Entries taken from a collection
◇ ◇ ◇

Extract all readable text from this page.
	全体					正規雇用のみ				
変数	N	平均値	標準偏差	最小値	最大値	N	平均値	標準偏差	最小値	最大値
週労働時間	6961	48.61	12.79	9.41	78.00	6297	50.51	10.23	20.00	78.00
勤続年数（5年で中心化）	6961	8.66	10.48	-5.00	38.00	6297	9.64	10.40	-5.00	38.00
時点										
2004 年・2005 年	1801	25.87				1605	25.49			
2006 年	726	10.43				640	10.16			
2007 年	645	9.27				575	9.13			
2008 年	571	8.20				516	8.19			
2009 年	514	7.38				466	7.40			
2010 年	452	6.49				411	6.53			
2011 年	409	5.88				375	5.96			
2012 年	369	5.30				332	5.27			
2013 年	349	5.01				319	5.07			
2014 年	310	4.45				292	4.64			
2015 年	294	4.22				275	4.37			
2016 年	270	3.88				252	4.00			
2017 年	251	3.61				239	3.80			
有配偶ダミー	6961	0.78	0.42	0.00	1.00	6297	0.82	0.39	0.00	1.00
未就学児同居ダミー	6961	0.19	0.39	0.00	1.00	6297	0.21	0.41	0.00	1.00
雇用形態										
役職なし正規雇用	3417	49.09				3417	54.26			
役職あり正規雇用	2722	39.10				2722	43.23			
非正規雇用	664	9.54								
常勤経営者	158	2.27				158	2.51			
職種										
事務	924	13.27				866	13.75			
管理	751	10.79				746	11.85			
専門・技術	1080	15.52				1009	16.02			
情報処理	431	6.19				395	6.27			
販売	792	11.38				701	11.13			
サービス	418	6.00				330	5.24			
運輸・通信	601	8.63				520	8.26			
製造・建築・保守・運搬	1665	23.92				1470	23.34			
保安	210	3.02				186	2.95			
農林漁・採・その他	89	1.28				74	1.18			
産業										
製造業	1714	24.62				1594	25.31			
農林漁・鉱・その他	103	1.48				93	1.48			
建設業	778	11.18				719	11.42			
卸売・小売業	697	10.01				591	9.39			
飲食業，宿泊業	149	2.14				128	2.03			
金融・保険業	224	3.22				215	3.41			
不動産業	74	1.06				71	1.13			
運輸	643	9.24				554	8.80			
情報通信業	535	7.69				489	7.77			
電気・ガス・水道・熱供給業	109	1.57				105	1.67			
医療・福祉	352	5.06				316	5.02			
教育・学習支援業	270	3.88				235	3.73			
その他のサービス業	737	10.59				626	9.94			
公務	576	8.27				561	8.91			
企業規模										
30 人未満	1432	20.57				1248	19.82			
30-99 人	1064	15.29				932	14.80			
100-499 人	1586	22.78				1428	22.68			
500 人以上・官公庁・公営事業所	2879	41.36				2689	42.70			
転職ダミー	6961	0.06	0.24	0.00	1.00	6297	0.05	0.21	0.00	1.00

◇ ◇ ◇

Above are some records. Print them all exactly.

Extract all readable text from this page.
	全体					正規雇用のみ				
変数	N	平均値	標準偏差	最小値	最大値	N	平均値	標準偏差	最小値	最大値
週労働時間	6961	48.61	12.79	9.41	78.00	6297	50.51	10.23	20.00	78.00
勤続年数（5年で中心化）	6961	8.66	10.48	-5.00	38.00	6297	9.64	10.40	-5.00	38.00
時点										
2004 年・2005 年	1801	25.87				1605	25.49			
2006 年	726	10.43				640	10.16			
2007 年	645	9.27				575	9.13			
2008 年	571	8.20				516	8.19			
2009 年	514	7.38				466	7.40			
2010 年	452	6.49				411	6.53			
2011 年	409	5.88				375	5.96			
2012 年	369	5.30				332	5.27			
2013 年	349	5.01				319	5.07			
2014 年	310	4.45				292	4.64			
2015 年	294	4.22				275	4.37			
2016 年	270	3.88				252	4.00			
2017 年	251	3.61				239	3.80			
有配偶ダミー	6961	0.78	0.42	0.00	1.00	6297	0.82	0.39	0.00	1.00
未就学児同居ダミー	6961	0.19	0.39	0.00	1.00	6297	0.21	0.41	0.00	1.00
雇用形態										
役職なし正規雇用	3417	49.09				3417	54.26			
役職あり正規雇用	2722	39.10				2722	43.23			
非正規雇用	664	9.54								
常勤経営者	158	2.27				158	2.51			
職種										
事務	924	13.27				866	13.75			
管理	751	10.79				746	11.85			
専門・技術	1080	15.52				1009	16.02			
情報処理	431	6.19				395	6.27			
販売	792	11.38				701	11.13			
サービス	418	6.00				330	5.24			
運輸・通信	601	8.63				520	8.26			
製造・建築・保守・運搬	1665	23.92				1470	23.34			
保安	210	3.02				186	2.95			
農林漁・採・その他	89	1.28				74	1.18			
産業										
製造業	1714	24.62				1594	25.31			
農林漁・鉱・その他	103	1.48				93	1.48			
建設業	778	11.18				719	11.42			
卸売・小売業	697	10.01				591	9.39			
飲食業，宿泊業	149	2.14				128	2.03			
金融・保険業	224	3.22				215	3.41			
不動産業	74	1.06				71	1.13			
運輸	643	9.24				554	8.80			
情報通信業	535	7.69				489	7.77			
電気・ガス・水道・熱供給業	109	1.57				105	1.67			
医療・福祉	352	5.06				316	5.02			
教育・学習支援業	270	3.88				235	3.73			
その他のサービス業	737	10.59				626	9.94			
公務	576	8.27				561	8.91			
企業規模										
30 人未満	1432	20.57				1248	19.82			
30-99 人	1064	15.29				932	14.80			
100-499 人	1586	22.78				1428	22.68			
500 人以上・官公庁・公営事業所	2879	41.36				2689	42.70			
転職ダミー	6961	0.06	0.24	0.00	1.00	6297	0.05	0.21	0.00	1.00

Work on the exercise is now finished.